= What to produce =
In the entries below, find every line holding the string "relevant" and collect it.

= Data for processing =

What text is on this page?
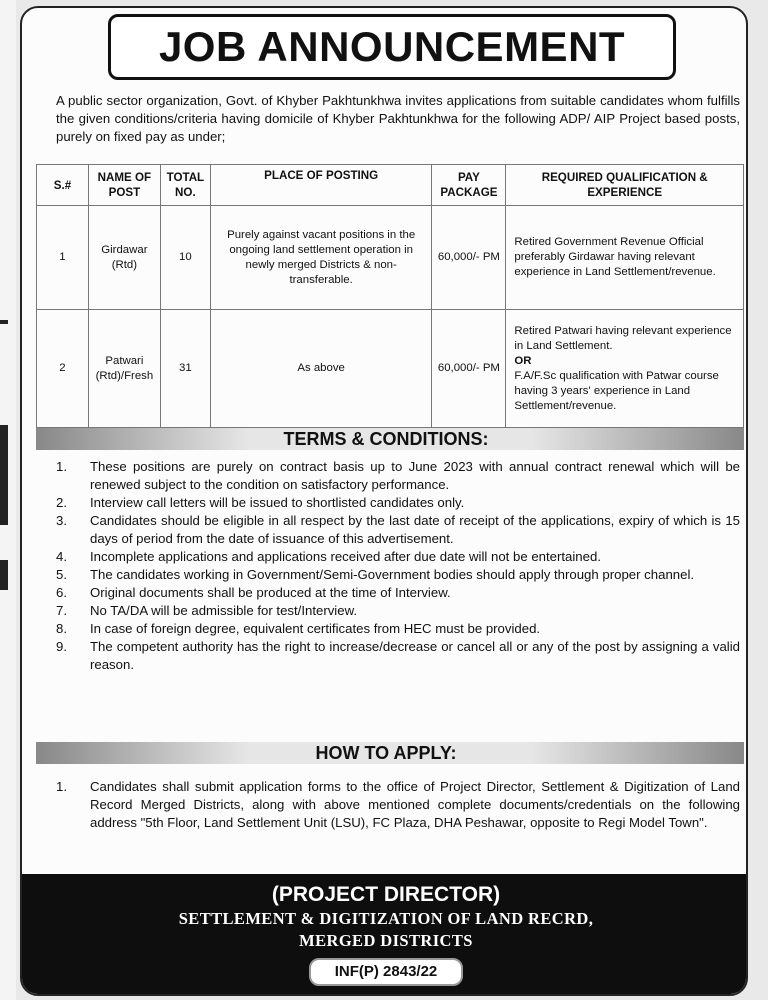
JOB ANNOUNCEMENT

A public sector organization, Govt. of Khyber Pakhtunkhwa invites applications from suitable candidates whom fulfills the given conditions/criteria having domicile of Khyber Pakhtunkhwa for the following ADP/ AIP Project based posts, purely on fixed pay as under;

S.#	NAME OF POST	TOTAL NO.	PLACE OF POSTING	PAY PACKAGE	REQUIRED QUALIFICATION & EXPERIENCE
1	Girdawar (Rtd)	10	Purely against vacant positions in the ongoing land settlement operation in newly merged Districts & non-transferable.	60,000/- PM	Retired Government Revenue Official preferably Girdawar having relevant experience in Land Settlement/revenue.
2	Patwari (Rtd)/Fresh	31	As above	60,000/- PM	Retired Patwari having relevant experience in Land Settlement.
OR
F.A/F.Sc qualification with Patwar course having 3 years' experience in Land Settlement/revenue.
TERMS & CONDITIONS:
1. These positions are purely on contract basis up to June 2023 with annual contract renewal which will be renewed subject to the condition on satisfactory performance.
2. Interview call letters will be issued to shortlisted candidates only.
3. Candidates should be eligible in all respect by the last date of receipt of the applications, expiry of which is 15 days of period from the date of issuance of this advertisement.
4. Incomplete applications and applications received after due date will not be entertained.
5. The candidates working in Government/Semi-Government bodies should apply through proper channel.
6. Original documents shall be produced at the time of Interview.
7. No TA/DA will be admissible for test/Interview.
8. In case of foreign degree, equivalent certificates from HEC must be provided.
9. The competent authority has the right to increase/decrease or cancel all or any of the post by assigning a valid reason.
HOW TO APPLY:
1. Candidates shall submit application forms to the office of Project Director, Settlement & Digitization of Land Record Merged Districts, along with above mentioned complete documents/credentials on the following address "5th Floor, Land Settlement Unit (LSU), FC Plaza, DHA Peshawar, opposite to Regi Model Town".
(PROJECT DIRECTOR)
SETTLEMENT & DIGITIZATION OF LAND RECRD,
MERGED DISTRICTS
INF(P) 2843/22
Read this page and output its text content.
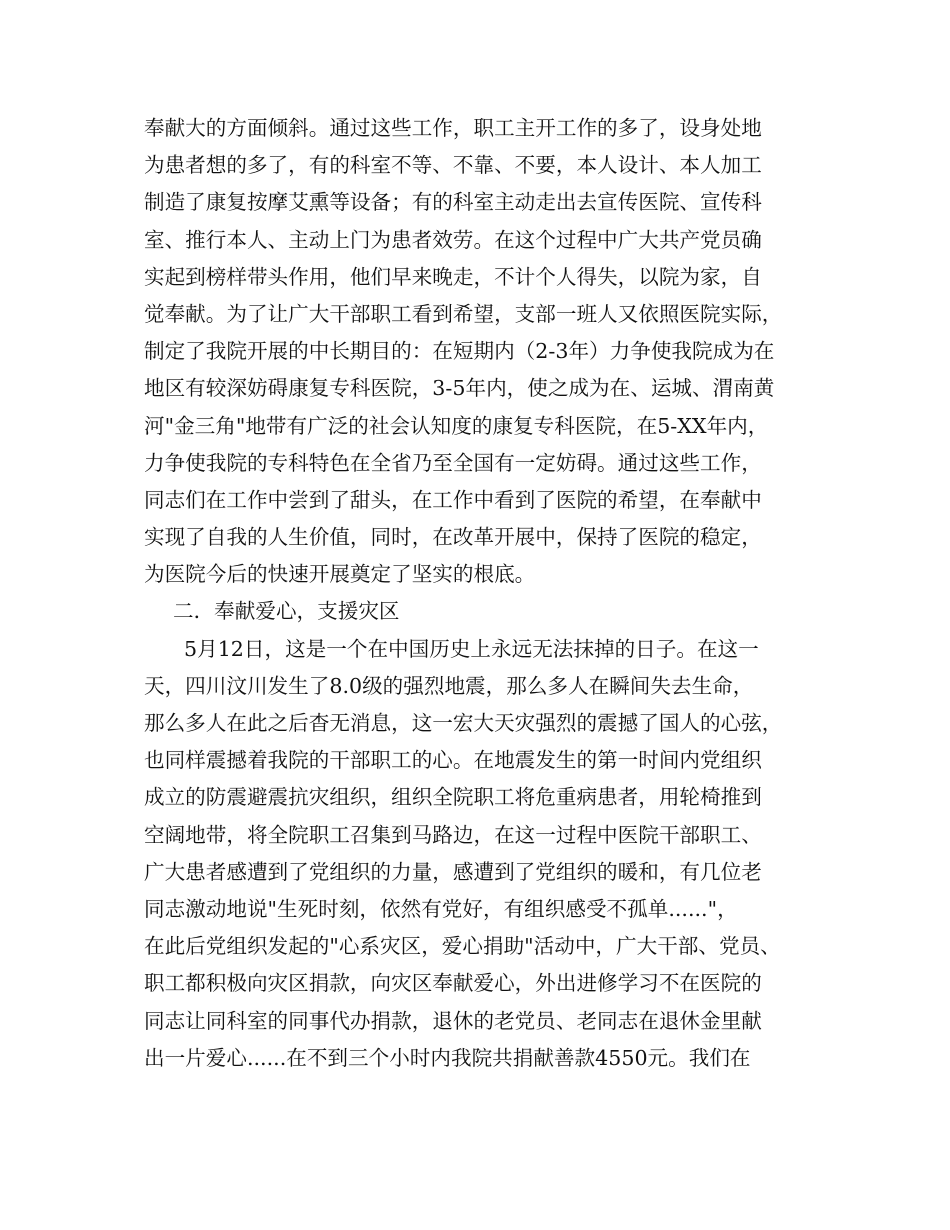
奉献大的方面倾斜。通过这些工作，职工主开工作的多了，设身处地
为患者想的多了，有的科室不等、不靠、不要，本人设计、本人加工
制造了康复按摩艾熏等设备；有的科室主动走出去宣传医院、宣传科
室、推行本人、主动上门为患者效劳。在这个过程中广大共产党员确
实起到榜样带头作用，他们早来晚走，不计个人得失，以院为家，自
觉奉献。为了让广大干部职工看到希望，支部一班人又依照医院实际，
制定了我院开展的中长期目的：在短期内（2-3年）力争使我院成为在
地区有较深妨碍康复专科医院，3-5年内，使之成为在、运城、渭南黄
河"金三角"地带有广泛的社会认知度的康复专科医院，在5-XX年内，
力争使我院的专科特色在全省乃至全国有一定妨碍。通过这些工作，
同志们在工作中尝到了甜头，在工作中看到了医院的希望，在奉献中
实现了自我的人生价值，同时，在改革开展中，保持了医院的稳定，
为医院今后的快速开展奠定了坚实的根底。
二．奉献爱心，支援灾区
5月12日，这是一个在中国历史上永远无法抹掉的日子。在这一
天，四川汶川发生了8.0级的强烈地震，那么多人在瞬间失去生命，
那么多人在此之后杳无消息，这一宏大天灾强烈的震撼了国人的心弦，
也同样震撼着我院的干部职工的心。在地震发生的第一时间内党组织
成立的防震避震抗灾组织，组织全院职工将危重病患者，用轮椅推到
空阔地带，将全院职工召集到马路边，在这一过程中医院干部职工、
广大患者感遭到了党组织的力量，感遭到了党组织的暖和，有几位老
同志激动地说"生死时刻，依然有党好，有组织感受不孤单......"，
在此后党组织发起的"心系灾区，爱心捐助"活动中，广大干部、党员、
职工都积极向灾区捐款，向灾区奉献爱心，外出进修学习不在医院的
同志让同科室的同事代办捐款，退休的老党员、老同志在退休金里献
出一片爱心......在不到三个小时内我院共捐献善款4550元。我们在
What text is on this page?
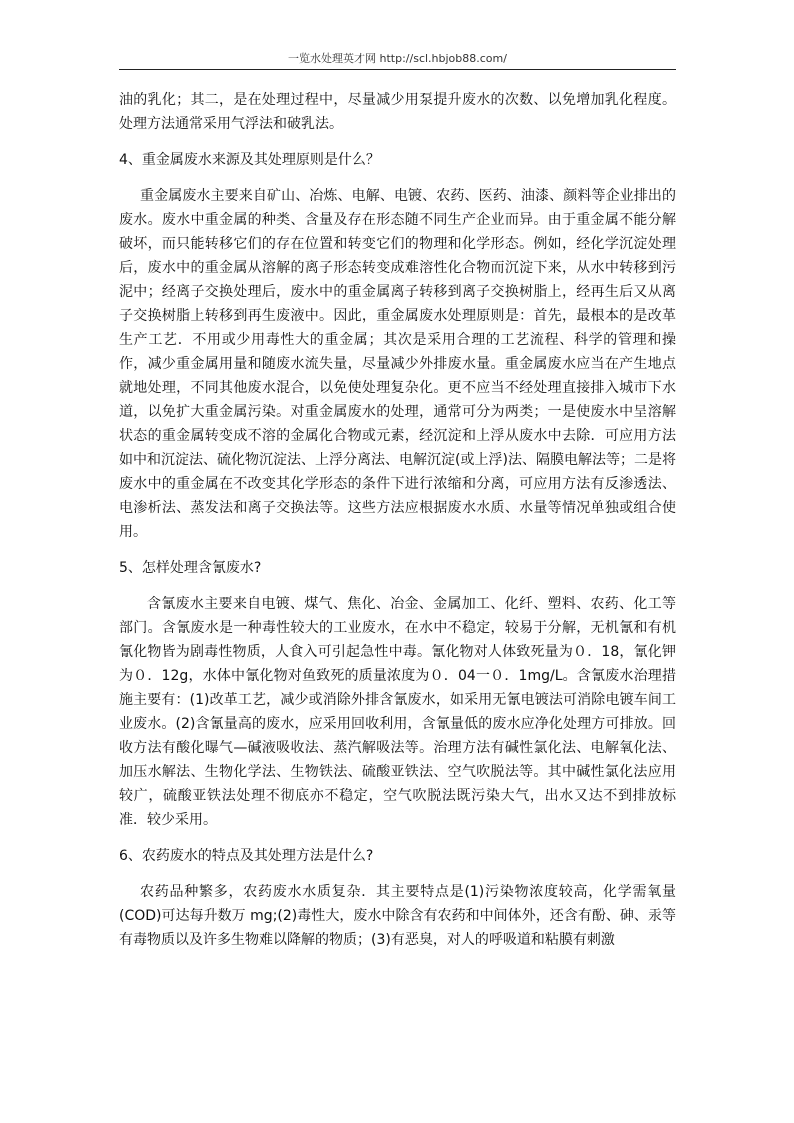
一览水处理英才网 http://scl.hbjob88.com/

油的乳化；其二，是在处理过程中，尽量减少用泵提升废水的次数、以免增加乳化程度。处理方法通常采用气浮法和破乳法。

4、重金属废水来源及其处理原则是什么？

重金属废水主要来自矿山、冶炼、电解、电镀、农药、医药、油漆、颜料等企业排出的废水。废水中重金属的种类、含量及存在形态随不同生产企业而异。由于重金属不能分解破坏，而只能转移它们的存在位置和转变它们的物理和化学形态。例如，经化学沉淀处理后，废水中的重金属从溶解的离子形态转变成难溶性化合物而沉淀下来，从水中转移到污泥中；经离子交换处理后，废水中的重金属离子转移到离子交换树脂上，经再生后又从离子交换树脂上转移到再生废液中。因此，重金属废水处理原则是：首先，最根本的是改革生产工艺．不用或少用毒性大的重金属；其次是采用合理的工艺流程、科学的管理和操作，减少重金属用量和随废水流失量，尽量减少外排废水量。重金属废水应当在产生地点就地处理，不同其他废水混合，以免使处理复杂化。更不应当不经处理直接排入城市下水道，以免扩大重金属污染。对重金属废水的处理，通常可分为两类；一是使废水中呈溶解状态的重金属转变成不溶的金属化合物或元素，经沉淀和上浮从废水中去除．可应用方法如中和沉淀法、硫化物沉淀法、上浮分离法、电解沉淀(或上浮)法、隔膜电解法等；二是将废水中的重金属在不改变其化学形态的条件下进行浓缩和分离，可应用方法有反渗透法、电渗析法、蒸发法和离子交换法等。这些方法应根据废水水质、水量等情况单独或组合使用。

5、怎样处理含氰废水?

含氰废水主要来自电镀、煤气、焦化、冶金、金属加工、化纤、塑料、农药、化工等部门。含氰废水是一种毒性较大的工业废水，在水中不稳定，较易于分解，无机氰和有机氰化物皆为剧毒性物质，人食入可引起急性中毒。氰化物对人体致死量为０．18，氰化钾为０．12g，水体中氰化物对鱼致死的质量浓度为０．04一０．1mg/L。含氰废水治理措施主要有：(1)改革工艺，减少或消除外排含氰废水，如采用无氰电镀法可消除电镀车间工业废水。(2)含氰量高的废水，应采用回收利用，含氰量低的废水应净化处理方可排放。回收方法有酸化曝气—碱液吸收法、蒸汽解吸法等。治理方法有碱性氯化法、电解氧化法、加压水解法、生物化学法、生物铁法、硫酸亚铁法、空气吹脱法等。其中碱性氯化法应用较广，硫酸亚铁法处理不彻底亦不稳定，空气吹脱法既污染大气，出水又达不到排放标准．较少采用。

6、农药废水的特点及其处理方法是什么?

农药品种繁多，农药废水水质复杂．其主要特点是(1)污染物浓度较高，化学需氧量(COD)可达每升数万 mg;(2)毒性大，废水中除含有农药和中间体外，还含有酚、砷、汞等有毒物质以及许多生物难以降解的物质；(3)有恶臭，对人的呼吸道和粘膜有刺激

= Answer to the task =
1	Girdawar (Rtd)	10	Purely against vacant positions in the ongoing land settlement operation in newly merged Districts & non-transferable.	60,000/- PM	Retired Government Revenue Official preferably Girdawar having relevant experience in Land Settlement/revenue.
2	Patwari (Rtd)/Fresh	31	As above	60,000/- PM	Retired Patwari having relevant experience in Land Settlement.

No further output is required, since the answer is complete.